[Records from a data source]
________________
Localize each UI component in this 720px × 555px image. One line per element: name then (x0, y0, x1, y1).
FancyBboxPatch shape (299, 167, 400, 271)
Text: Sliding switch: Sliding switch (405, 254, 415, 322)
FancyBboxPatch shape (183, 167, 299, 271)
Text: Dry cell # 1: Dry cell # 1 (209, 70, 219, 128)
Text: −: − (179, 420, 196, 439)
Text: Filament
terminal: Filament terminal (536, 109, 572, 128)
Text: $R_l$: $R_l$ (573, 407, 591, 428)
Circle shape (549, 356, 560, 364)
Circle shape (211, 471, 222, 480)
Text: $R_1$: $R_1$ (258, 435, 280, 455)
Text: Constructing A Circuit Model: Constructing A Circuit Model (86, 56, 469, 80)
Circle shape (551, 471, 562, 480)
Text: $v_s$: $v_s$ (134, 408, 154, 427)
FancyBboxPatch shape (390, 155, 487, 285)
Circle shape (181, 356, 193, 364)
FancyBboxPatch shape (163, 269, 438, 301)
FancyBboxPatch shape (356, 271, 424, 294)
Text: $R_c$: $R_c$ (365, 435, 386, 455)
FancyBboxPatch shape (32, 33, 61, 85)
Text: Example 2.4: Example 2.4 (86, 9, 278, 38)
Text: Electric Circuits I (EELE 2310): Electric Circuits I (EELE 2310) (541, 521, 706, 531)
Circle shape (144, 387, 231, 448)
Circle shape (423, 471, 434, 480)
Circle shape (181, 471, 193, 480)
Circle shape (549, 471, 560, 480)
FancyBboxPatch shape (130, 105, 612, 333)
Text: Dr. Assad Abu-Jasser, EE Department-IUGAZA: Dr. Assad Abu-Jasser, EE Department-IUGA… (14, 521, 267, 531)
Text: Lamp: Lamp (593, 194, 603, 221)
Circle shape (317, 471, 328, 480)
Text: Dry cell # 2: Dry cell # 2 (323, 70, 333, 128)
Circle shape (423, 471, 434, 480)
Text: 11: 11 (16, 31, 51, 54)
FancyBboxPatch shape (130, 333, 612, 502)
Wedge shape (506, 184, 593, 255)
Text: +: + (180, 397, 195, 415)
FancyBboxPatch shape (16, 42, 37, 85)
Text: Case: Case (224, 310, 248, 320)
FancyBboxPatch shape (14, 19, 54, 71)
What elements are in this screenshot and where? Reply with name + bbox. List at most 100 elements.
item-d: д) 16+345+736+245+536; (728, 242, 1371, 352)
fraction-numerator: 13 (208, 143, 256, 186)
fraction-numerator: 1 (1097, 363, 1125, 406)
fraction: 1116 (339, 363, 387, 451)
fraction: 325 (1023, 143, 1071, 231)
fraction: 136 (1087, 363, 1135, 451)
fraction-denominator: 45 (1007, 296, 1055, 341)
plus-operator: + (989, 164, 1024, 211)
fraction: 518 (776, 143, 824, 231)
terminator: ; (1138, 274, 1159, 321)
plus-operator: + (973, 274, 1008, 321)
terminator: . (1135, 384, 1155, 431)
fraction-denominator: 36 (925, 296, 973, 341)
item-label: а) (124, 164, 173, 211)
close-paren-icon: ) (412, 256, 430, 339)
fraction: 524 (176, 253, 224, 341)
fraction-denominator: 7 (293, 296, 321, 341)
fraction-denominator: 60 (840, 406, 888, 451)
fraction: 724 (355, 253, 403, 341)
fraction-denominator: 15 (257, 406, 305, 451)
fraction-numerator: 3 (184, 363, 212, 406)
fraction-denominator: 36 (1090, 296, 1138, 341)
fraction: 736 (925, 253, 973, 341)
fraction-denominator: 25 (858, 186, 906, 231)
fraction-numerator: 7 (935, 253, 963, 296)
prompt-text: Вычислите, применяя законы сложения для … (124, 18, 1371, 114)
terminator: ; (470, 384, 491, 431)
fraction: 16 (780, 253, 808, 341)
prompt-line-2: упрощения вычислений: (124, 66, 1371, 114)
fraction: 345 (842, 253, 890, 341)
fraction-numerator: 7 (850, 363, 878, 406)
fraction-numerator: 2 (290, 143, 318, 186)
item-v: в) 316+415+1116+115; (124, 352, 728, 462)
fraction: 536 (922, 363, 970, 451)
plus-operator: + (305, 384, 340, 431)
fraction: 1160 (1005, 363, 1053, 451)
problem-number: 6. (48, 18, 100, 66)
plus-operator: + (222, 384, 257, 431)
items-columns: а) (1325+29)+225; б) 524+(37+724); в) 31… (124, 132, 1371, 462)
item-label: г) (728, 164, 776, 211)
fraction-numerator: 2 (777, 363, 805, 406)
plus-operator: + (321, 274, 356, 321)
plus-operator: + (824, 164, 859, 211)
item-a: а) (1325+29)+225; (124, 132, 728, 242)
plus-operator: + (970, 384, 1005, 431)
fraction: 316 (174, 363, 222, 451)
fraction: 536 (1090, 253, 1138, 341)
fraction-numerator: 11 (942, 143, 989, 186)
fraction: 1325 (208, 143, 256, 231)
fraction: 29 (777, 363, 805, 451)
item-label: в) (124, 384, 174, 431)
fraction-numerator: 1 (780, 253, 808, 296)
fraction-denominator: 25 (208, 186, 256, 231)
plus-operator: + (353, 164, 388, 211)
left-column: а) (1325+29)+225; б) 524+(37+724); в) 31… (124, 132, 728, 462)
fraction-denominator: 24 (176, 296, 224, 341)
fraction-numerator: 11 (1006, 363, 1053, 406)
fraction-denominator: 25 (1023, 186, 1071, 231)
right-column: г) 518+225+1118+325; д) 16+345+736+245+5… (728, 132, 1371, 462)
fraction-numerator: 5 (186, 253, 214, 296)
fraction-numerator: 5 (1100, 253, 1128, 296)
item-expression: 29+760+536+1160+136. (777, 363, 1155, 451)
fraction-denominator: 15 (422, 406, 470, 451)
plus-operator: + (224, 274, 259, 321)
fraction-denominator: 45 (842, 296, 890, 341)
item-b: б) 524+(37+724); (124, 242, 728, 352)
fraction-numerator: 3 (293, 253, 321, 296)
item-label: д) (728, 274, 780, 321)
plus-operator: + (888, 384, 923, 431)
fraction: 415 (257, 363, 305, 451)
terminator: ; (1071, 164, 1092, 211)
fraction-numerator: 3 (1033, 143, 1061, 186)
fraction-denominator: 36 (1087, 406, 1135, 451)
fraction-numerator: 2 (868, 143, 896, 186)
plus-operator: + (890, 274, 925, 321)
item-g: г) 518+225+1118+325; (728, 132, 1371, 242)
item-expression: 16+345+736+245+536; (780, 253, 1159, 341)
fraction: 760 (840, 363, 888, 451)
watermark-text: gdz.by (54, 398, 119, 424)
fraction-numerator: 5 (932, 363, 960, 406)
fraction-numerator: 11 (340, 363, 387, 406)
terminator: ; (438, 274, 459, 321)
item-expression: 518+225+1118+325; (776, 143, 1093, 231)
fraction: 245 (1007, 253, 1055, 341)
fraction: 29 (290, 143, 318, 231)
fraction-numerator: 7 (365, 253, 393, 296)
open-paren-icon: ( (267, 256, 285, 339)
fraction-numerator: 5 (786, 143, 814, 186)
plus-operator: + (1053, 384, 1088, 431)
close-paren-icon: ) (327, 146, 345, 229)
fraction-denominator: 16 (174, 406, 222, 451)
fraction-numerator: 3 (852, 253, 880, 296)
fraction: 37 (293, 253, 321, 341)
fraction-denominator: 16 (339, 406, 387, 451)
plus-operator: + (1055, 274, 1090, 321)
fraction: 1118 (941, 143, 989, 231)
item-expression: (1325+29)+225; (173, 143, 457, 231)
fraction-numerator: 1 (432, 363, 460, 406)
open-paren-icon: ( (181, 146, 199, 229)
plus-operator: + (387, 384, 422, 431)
________________
Reproduce all of the data above line for line, changing nothing.

Localize each UI component in this 720px × 555px image. One line per element: name then (x0, y0, x1, y1).
FancyBboxPatch shape (299, 167, 400, 271)
Text: Sliding switch: Sliding switch (405, 254, 415, 322)
FancyBboxPatch shape (183, 167, 299, 271)
Text: Dry cell # 1: Dry cell # 1 (209, 70, 219, 128)
Text: −: − (179, 420, 196, 439)
Text: Filament
terminal: Filament terminal (536, 109, 572, 128)
Text: $R_l$: $R_l$ (573, 407, 591, 428)
Circle shape (549, 356, 560, 364)
Circle shape (211, 471, 222, 480)
Text: $R_1$: $R_1$ (258, 435, 280, 455)
Text: Constructing A Circuit Model: Constructing A Circuit Model (86, 56, 469, 80)
Circle shape (551, 471, 562, 480)
Text: $v_s$: $v_s$ (134, 408, 154, 427)
FancyBboxPatch shape (390, 155, 487, 285)
Circle shape (181, 356, 193, 364)
FancyBboxPatch shape (163, 269, 438, 301)
FancyBboxPatch shape (356, 271, 424, 294)
Text: $R_c$: $R_c$ (365, 435, 386, 455)
FancyBboxPatch shape (32, 33, 61, 85)
Text: Example 2.4: Example 2.4 (86, 9, 278, 38)
Text: Electric Circuits I (EELE 2310): Electric Circuits I (EELE 2310) (541, 521, 706, 531)
Circle shape (144, 387, 231, 448)
Circle shape (423, 471, 434, 480)
Circle shape (181, 471, 193, 480)
Circle shape (549, 471, 560, 480)
FancyBboxPatch shape (130, 105, 612, 333)
Text: Dr. Assad Abu-Jasser, EE Department-IUGAZA: Dr. Assad Abu-Jasser, EE Department-IUGA… (14, 521, 267, 531)
Text: Lamp: Lamp (593, 194, 603, 221)
Circle shape (317, 471, 328, 480)
Text: Dry cell # 2: Dry cell # 2 (323, 70, 333, 128)
Circle shape (423, 471, 434, 480)
Text: 11: 11 (16, 31, 51, 54)
FancyBboxPatch shape (130, 333, 612, 502)
Wedge shape (506, 184, 593, 255)
Text: +: + (180, 397, 195, 415)
FancyBboxPatch shape (16, 42, 37, 85)
Text: Case: Case (224, 310, 248, 320)
FancyBboxPatch shape (14, 19, 54, 71)
What elements are in this screenshot and where? Reply with name + bbox. List at most 100 elements.
item-d: д) 16+345+736+245+536; (728, 242, 1371, 352)
fraction-numerator: 13 (208, 143, 256, 186)
fraction-numerator: 1 (1097, 363, 1125, 406)
fraction: 1116 (339, 363, 387, 451)
fraction: 325 (1023, 143, 1071, 231)
fraction: 136 (1087, 363, 1135, 451)
fraction-denominator: 45 (1007, 296, 1055, 341)
plus-operator: + (989, 164, 1024, 211)
fraction: 518 (776, 143, 824, 231)
terminator: ; (1138, 274, 1159, 321)
plus-operator: + (973, 274, 1008, 321)
terminator: . (1135, 384, 1155, 431)
fraction-denominator: 36 (925, 296, 973, 341)
item-label: а) (124, 164, 173, 211)
close-paren-icon: ) (412, 256, 430, 339)
fraction: 524 (176, 253, 224, 341)
fraction-denominator: 7 (293, 296, 321, 341)
fraction-denominator: 60 (840, 406, 888, 451)
fraction: 724 (355, 253, 403, 341)
fraction-denominator: 15 (257, 406, 305, 451)
fraction-numerator: 3 (184, 363, 212, 406)
fraction-denominator: 36 (1090, 296, 1138, 341)
fraction: 736 (925, 253, 973, 341)
fraction-denominator: 25 (858, 186, 906, 231)
fraction-numerator: 7 (935, 253, 963, 296)
prompt-text: Вычислите, применяя законы сложения для … (124, 18, 1371, 114)
terminator: ; (470, 384, 491, 431)
fraction: 16 (780, 253, 808, 341)
prompt-line-2: упрощения вычислений: (124, 66, 1371, 114)
fraction: 345 (842, 253, 890, 341)
fraction-numerator: 7 (850, 363, 878, 406)
fraction-numerator: 2 (290, 143, 318, 186)
item-v: в) 316+415+1116+115; (124, 352, 728, 462)
fraction: 536 (922, 363, 970, 451)
plus-operator: + (305, 384, 340, 431)
fraction: 1160 (1005, 363, 1053, 451)
problem-number: 6. (48, 18, 100, 66)
plus-operator: + (222, 384, 257, 431)
items-columns: а) (1325+29)+225; б) 524+(37+724); в) 31… (124, 132, 1371, 462)
item-label: г) (728, 164, 776, 211)
fraction-numerator: 2 (777, 363, 805, 406)
plus-operator: + (321, 274, 356, 321)
plus-operator: + (824, 164, 859, 211)
item-a: а) (1325+29)+225; (124, 132, 728, 242)
plus-operator: + (970, 384, 1005, 431)
fraction: 316 (174, 363, 222, 451)
fraction: 536 (1090, 253, 1138, 341)
fraction-numerator: 11 (942, 143, 989, 186)
fraction: 1325 (208, 143, 256, 231)
fraction: 29 (777, 363, 805, 451)
item-label: в) (124, 384, 174, 431)
fraction-numerator: 1 (780, 253, 808, 296)
fraction-denominator: 25 (208, 186, 256, 231)
plus-operator: + (353, 164, 388, 211)
left-column: а) (1325+29)+225; б) 524+(37+724); в) 31… (124, 132, 728, 462)
fraction-denominator: 24 (176, 296, 224, 341)
fraction-numerator: 11 (1006, 363, 1053, 406)
fraction-denominator: 25 (1023, 186, 1071, 231)
right-column: г) 518+225+1118+325; д) 16+345+736+245+5… (728, 132, 1371, 462)
fraction-numerator: 5 (186, 253, 214, 296)
fraction-numerator: 5 (1100, 253, 1128, 296)
item-expression: 29+760+536+1160+136. (777, 363, 1155, 451)
fraction-denominator: 15 (422, 406, 470, 451)
plus-operator: + (224, 274, 259, 321)
fraction-denominator: 45 (842, 296, 890, 341)
item-b: б) 524+(37+724); (124, 242, 728, 352)
fraction-numerator: 3 (293, 253, 321, 296)
item-label: д) (728, 274, 780, 321)
plus-operator: + (888, 384, 923, 431)
fraction: 415 (257, 363, 305, 451)
terminator: ; (1071, 164, 1092, 211)
fraction-numerator: 3 (1033, 143, 1061, 186)
fraction-denominator: 36 (1087, 406, 1135, 451)
fraction-numerator: 2 (868, 143, 896, 186)
plus-operator: + (890, 274, 925, 321)
item-g: г) 518+225+1118+325; (728, 132, 1371, 242)
item-expression: 16+345+736+245+536; (780, 253, 1159, 341)
fraction: 760 (840, 363, 888, 451)
watermark-text: gdz.by (54, 398, 119, 424)
fraction-numerator: 5 (932, 363, 960, 406)
fraction-numerator: 11 (340, 363, 387, 406)
terminator: ; (438, 274, 459, 321)
item-expression: 518+225+1118+325; (776, 143, 1093, 231)
fraction: 245 (1007, 253, 1055, 341)
fraction: 29 (290, 143, 318, 231)
fraction-numerator: 7 (365, 253, 393, 296)
open-paren-icon: ( (267, 256, 285, 339)
fraction-numerator: 5 (786, 143, 814, 186)
plus-operator: + (1053, 384, 1088, 431)
close-paren-icon: ) (327, 146, 345, 229)
fraction-denominator: 16 (174, 406, 222, 451)
fraction-numerator: 3 (852, 253, 880, 296)
fraction: 37 (293, 253, 321, 341)
fraction-denominator: 16 (339, 406, 387, 451)
plus-operator: + (1055, 274, 1090, 321)
fraction: 1118 (941, 143, 989, 231)
item-expression: (1325+29)+225; (173, 143, 457, 231)
fraction-numerator: 1 (432, 363, 460, 406)
open-paren-icon: ( (181, 146, 199, 229)
plus-operator: + (387, 384, 422, 431)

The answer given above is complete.